What to do. Report only how many lines of the entries below contain the string "this".

Dataset content.

## start

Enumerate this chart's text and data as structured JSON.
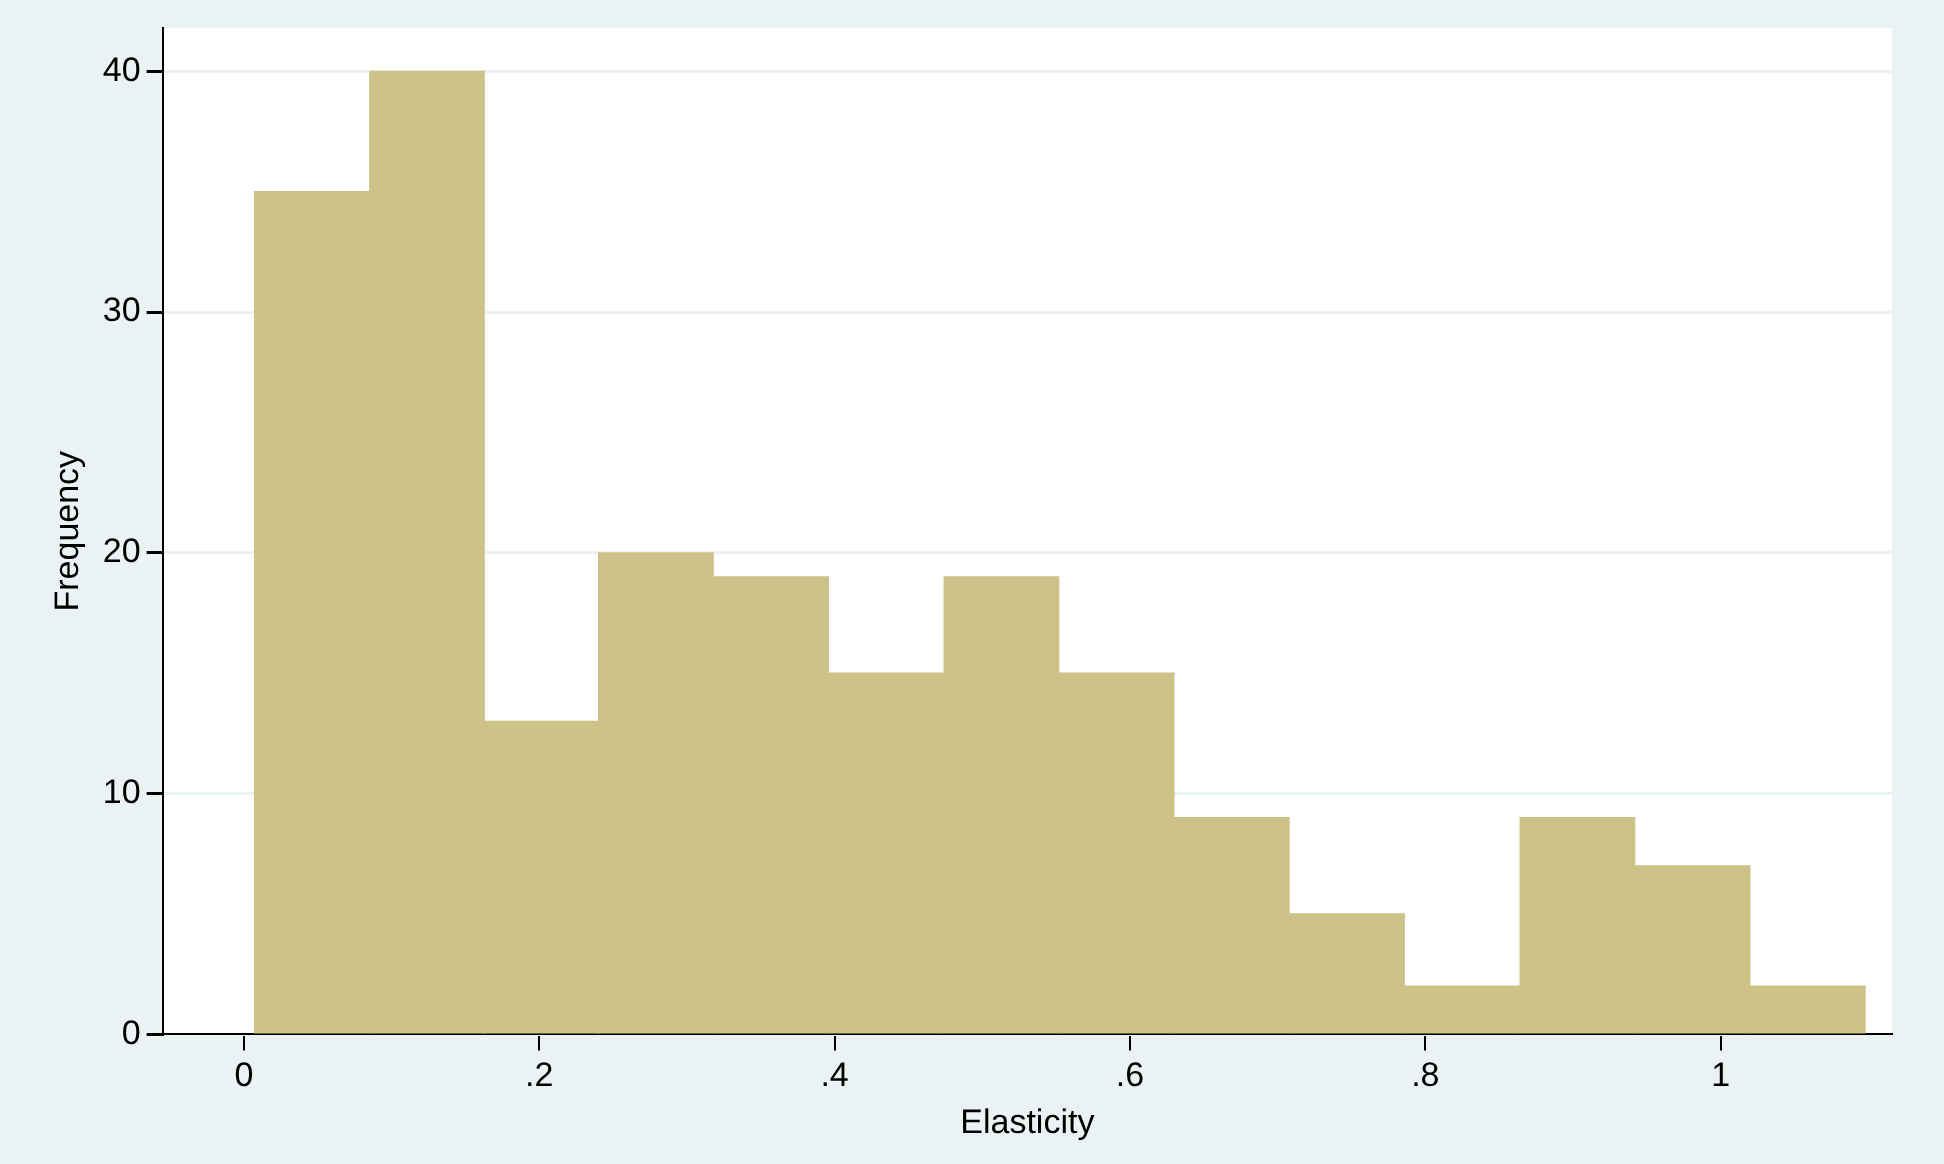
{
  "chart_data": {
    "type": "histogram",
    "xlabel": "Elasticity",
    "ylabel": "Frequency",
    "bins": [
      0.007,
      0.085,
      0.163,
      0.24,
      0.318,
      0.396,
      0.474,
      0.552,
      0.63,
      0.708,
      0.786,
      0.864,
      0.942,
      1.02,
      1.098
    ],
    "values": [
      35,
      40,
      13,
      20,
      19,
      15,
      19,
      15,
      9,
      5,
      2,
      9,
      7,
      2
    ],
    "color": "#cdc287",
    "xlim": [
      -0.055,
      1.116
    ],
    "xticks": [
      0,
      {
        "value": 0.2,
        "label": ".2"
      },
      {
        "value": 0.4,
        "label": ".4"
      },
      {
        "value": 0.6,
        "label": ".6"
      },
      {
        "value": 0.8,
        "label": ".8"
      },
      1
    ],
    "ylim": [
      0,
      41.8
    ],
    "yticks": [
      0,
      10,
      20,
      30,
      40
    ],
    "grid": "y",
    "legend": false
  }
}
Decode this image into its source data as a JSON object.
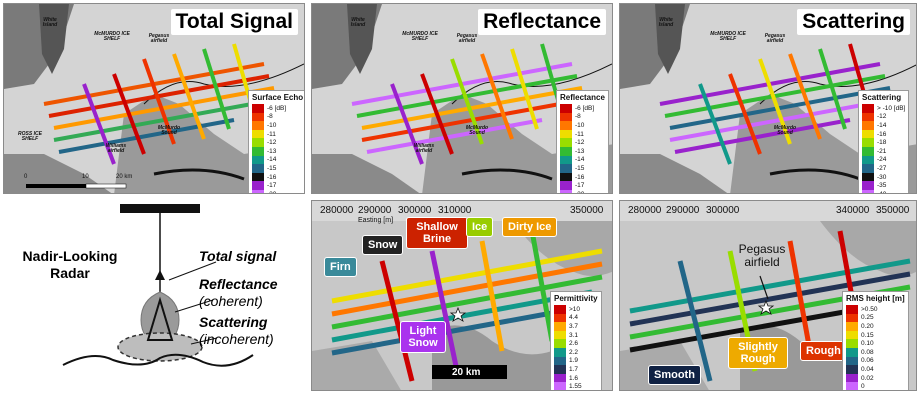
{
  "panels": {
    "total": {
      "title": "Total Signal",
      "legend_title": "Surface Echo",
      "legend_labels": [
        "-6 [dB]",
        "-8",
        "-10",
        "-11",
        "-12",
        "-13",
        "-14",
        "-15",
        "-16",
        "-17",
        "-20"
      ],
      "scale_labels": [
        "0",
        "10",
        "20 km"
      ]
    },
    "reflectance": {
      "title": "Reflectance",
      "legend_title": "Reflectance",
      "legend_labels": [
        "-6 [dB]",
        "-8",
        "-10",
        "-11",
        "-12",
        "-13",
        "-14",
        "-15",
        "-16",
        "-17",
        "-20"
      ]
    },
    "scattering": {
      "title": "Scattering",
      "legend_title": "Scattering",
      "legend_labels": [
        "> -10 [dB]",
        "-12",
        "-14",
        "-16",
        "-18",
        "-21",
        "-24",
        "-27",
        "-30",
        "-35",
        "-40"
      ]
    },
    "permittivity": {
      "legend_title": "Permittivity",
      "legend_labels": [
        ">10",
        "4.4",
        "3.7",
        "3.1",
        "2.6",
        "2.2",
        "1.9",
        "1.7",
        "1.6",
        "1.55"
      ],
      "easting_labels": [
        "280000",
        "290000",
        "300000",
        "310000",
        "320000",
        "330000",
        "340000",
        "350000"
      ],
      "easting_axis": "Easting [m]",
      "scale_label": "20 km",
      "callouts": {
        "firn": "Firn",
        "snow": "Snow",
        "shallow_brine": "Shallow Brine",
        "ice": "Ice",
        "dirty_ice": "Dirty Ice",
        "light_snow": "Light Snow"
      }
    },
    "roughness": {
      "legend_title": "RMS height [m]",
      "legend_labels": [
        ">0.50",
        "0.25",
        "0.20",
        "0.15",
        "0.10",
        "0.08",
        "0.06",
        "0.04",
        "0.02",
        "0"
      ],
      "easting_labels": [
        "280000",
        "290000",
        "300000",
        "310000",
        "320000",
        "330000",
        "340000",
        "350000"
      ],
      "airfield_label": "Pegasus airfield",
      "callouts": {
        "smooth": "Smooth",
        "slightly_rough": "Slightly Rough",
        "rough": "Rough"
      }
    }
  },
  "map_labels": {
    "white_island": "White Island",
    "mcmurdo_ice_shelf": "McMURDO ICE SHELF",
    "pegasus_small": "Pegasus airfield",
    "ross_ice_shelf": "ROSS ICE SHELF",
    "mcmurdo_sound": "McMurdo Sound",
    "williams_field": "Williams airfield"
  },
  "diagram": {
    "title": "Nadir-Looking Radar",
    "total_signal": "Total signal",
    "reflectance": "Reflectance",
    "reflectance_sub": "(coherent)",
    "scattering": "Scattering",
    "scattering_sub": "(incoherent)"
  },
  "colors": {
    "scale": [
      "#cc0000",
      "#ee3300",
      "#ff7700",
      "#ffaa00",
      "#eedd00",
      "#99dd00",
      "#33bb33",
      "#11998a",
      "#226688",
      "#223355",
      "#111111",
      "#9922cc",
      "#cc66ff"
    ]
  }
}
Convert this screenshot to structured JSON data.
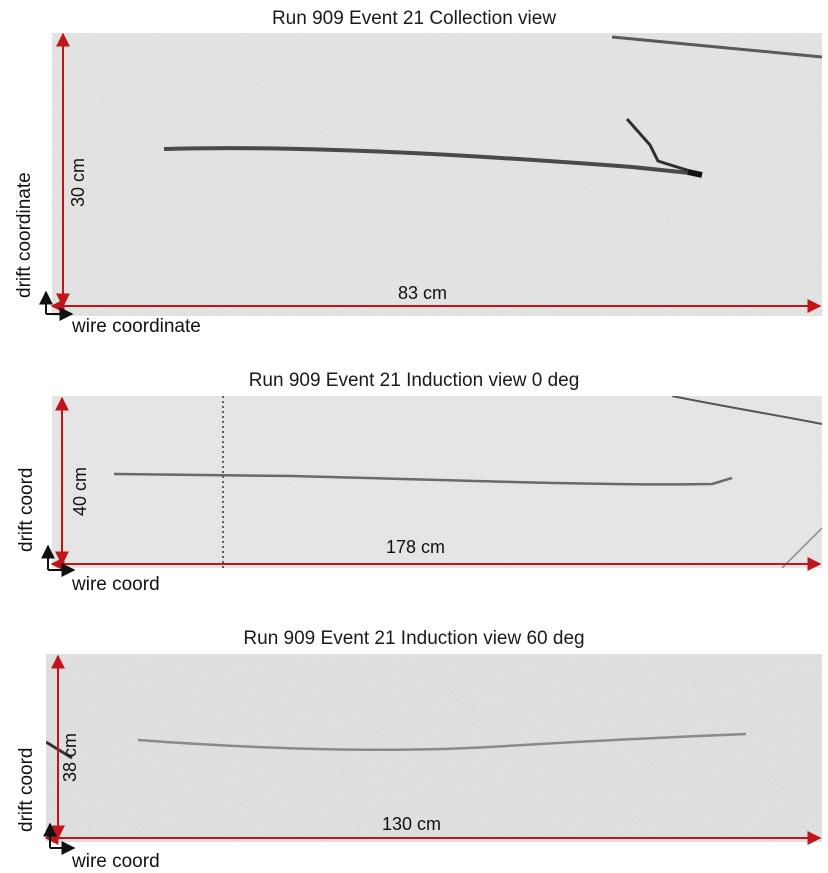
{
  "panels": [
    {
      "title": "Run 909 Event 21 Collection view",
      "drift_label": "drift coordinate",
      "wire_label": "wire coordinate",
      "vertical_dimension": "30 cm",
      "horizontal_dimension": "83 cm"
    },
    {
      "title": "Run 909 Event 21 Induction view 0 deg",
      "drift_label": "drift coord",
      "wire_label": "wire coord",
      "vertical_dimension": "40 cm",
      "horizontal_dimension": "178 cm"
    },
    {
      "title": "Run 909 Event 21 Induction view 60 deg",
      "drift_label": "drift coord",
      "wire_label": "wire coord",
      "vertical_dimension": "38 cm",
      "horizontal_dimension": "130 cm"
    }
  ],
  "colors": {
    "dimension_arrow": "#c0151b",
    "background_noise": "#d9d9d9",
    "track": "#3a3a3a"
  }
}
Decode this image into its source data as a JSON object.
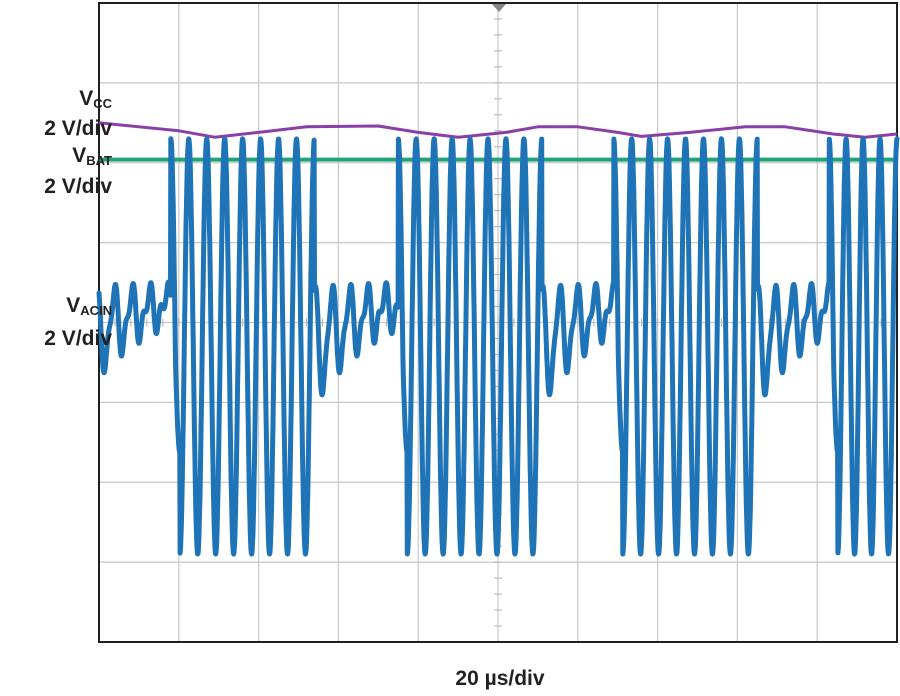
{
  "chart_data": {
    "type": "line",
    "title": "",
    "xlabel": "20 µs/div",
    "grid": true,
    "grid_divisions": {
      "x": 10,
      "y": 8
    },
    "x_unit": "divisions (20 µs/div)",
    "xlim": [
      0,
      10
    ],
    "ylim": [
      -4,
      4
    ],
    "channel_labels": [
      {
        "id": "vcc",
        "name": "V",
        "sub": "CC",
        "scale": "2 V/div"
      },
      {
        "id": "vbat",
        "name": "V",
        "sub": "BAT",
        "scale": "2 V/div"
      },
      {
        "id": "vacin",
        "name": "V",
        "sub": "ACIN",
        "scale": "2 V/div"
      }
    ],
    "series": [
      {
        "id": "vcc",
        "color": "#8a3fa8",
        "x": [
          0,
          1.0,
          1.45,
          2.0,
          2.6,
          3.5,
          4.0,
          4.5,
          5.1,
          5.5,
          6.0,
          6.5,
          6.8,
          7.4,
          8.1,
          8.6,
          9.2,
          9.6,
          10
        ],
        "y": [
          2.5,
          2.4,
          2.32,
          2.38,
          2.45,
          2.46,
          2.38,
          2.32,
          2.38,
          2.45,
          2.45,
          2.38,
          2.33,
          2.38,
          2.45,
          2.45,
          2.36,
          2.32,
          2.36
        ]
      },
      {
        "id": "vbat",
        "color": "#21a37a",
        "x": [
          0,
          10
        ],
        "y": [
          2.04,
          2.04
        ]
      },
      {
        "id": "vacin",
        "color": "#1f74b8",
        "bursts": [
          {
            "x_start": 0.9,
            "x_end": 2.7,
            "cycles": 8
          },
          {
            "x_start": 3.75,
            "x_end": 5.55,
            "cycles": 8
          },
          {
            "x_start": 6.45,
            "x_end": 8.25,
            "cycles": 8
          },
          {
            "x_start": 9.15,
            "x_end": 10.0,
            "cycles": 4
          }
        ],
        "burst_peak_high": 2.3,
        "burst_peak_low": -2.9,
        "idle_level": 0.4,
        "idle_dip": -1.0
      }
    ]
  }
}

## end

Solved exercise. 4